**Problem requirements**
Can you print the data exactly and leave out each image?

BEGIN Exercise input

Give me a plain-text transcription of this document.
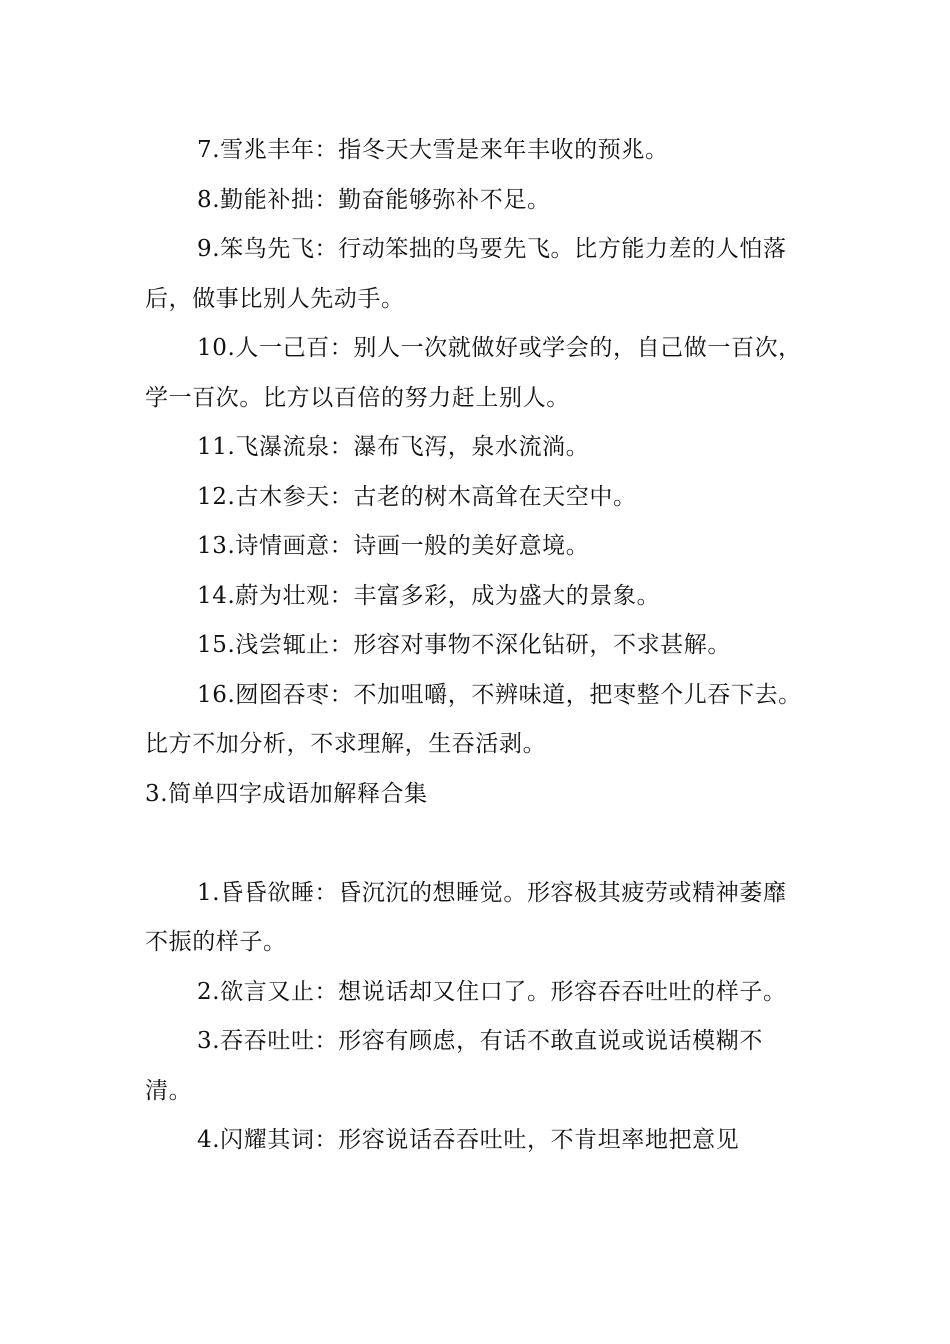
7.雪兆丰年：指冬天大雪是来年丰收的预兆。

8.勤能补拙：勤奋能够弥补不足。

9.笨鸟先飞：行动笨拙的鸟要先飞。比方能力差的人怕落后，做事比别人先动手。

10.人一己百：别人一次就做好或学会的，自己做一百次，学一百次。比方以百倍的努力赶上别人。

11.飞瀑流泉：瀑布飞泻，泉水流淌。

12.古木参天：古老的树木高耸在天空中。

13.诗情画意：诗画一般的美好意境。

14.蔚为壮观：丰富多彩，成为盛大的景象。

15.浅尝辄止：形容对事物不深化钻研，不求甚解。

16.囫囵吞枣：不加咀嚼，不辨味道，把枣整个儿吞下去。比方不加分析，不求理解，生吞活剥。

3.简单四字成语加解释合集

1.昏昏欲睡：昏沉沉的想睡觉。形容极其疲劳或精神萎靡不振的样子。

2.欲言又止：想说话却又住口了。形容吞吞吐吐的样子。

3.吞吞吐吐：形容有顾虑，有话不敢直说或说话模糊不清。

4.闪耀其词：形容说话吞吞吐吐，不肯坦率地把意见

END Exercise input

**Full answer**
Give me a plain-text transcription of this document.
7.雪兆丰年：指冬天大雪是来年丰收的预兆。

8.勤能补拙：勤奋能够弥补不足。

9.笨鸟先飞：行动笨拙的鸟要先飞。比方能力差的人怕落后，做事比别人先动手。

10.人一己百：别人一次就做好或学会的，自己做一百次，学一百次。比方以百倍的努力赶上别人。

11.飞瀑流泉：瀑布飞泻，泉水流淌。

12.古木参天：古老的树木高耸在天空中。

13.诗情画意：诗画一般的美好意境。

14.蔚为壮观：丰富多彩，成为盛大的景象。

15.浅尝辄止：形容对事物不深化钻研，不求甚解。

16.囫囵吞枣：不加咀嚼，不辨味道，把枣整个儿吞下去。比方不加分析，不求理解，生吞活剥。

3.简单四字成语加解释合集

1.昏昏欲睡：昏沉沉的想睡觉。形容极其疲劳或精神萎靡不振的样子。

2.欲言又止：想说话却又住口了。形容吞吞吐吐的样子。

3.吞吞吐吐：形容有顾虑，有话不敢直说或说话模糊不清。

4.闪耀其词：形容说话吞吞吐吐，不肯坦率地把意见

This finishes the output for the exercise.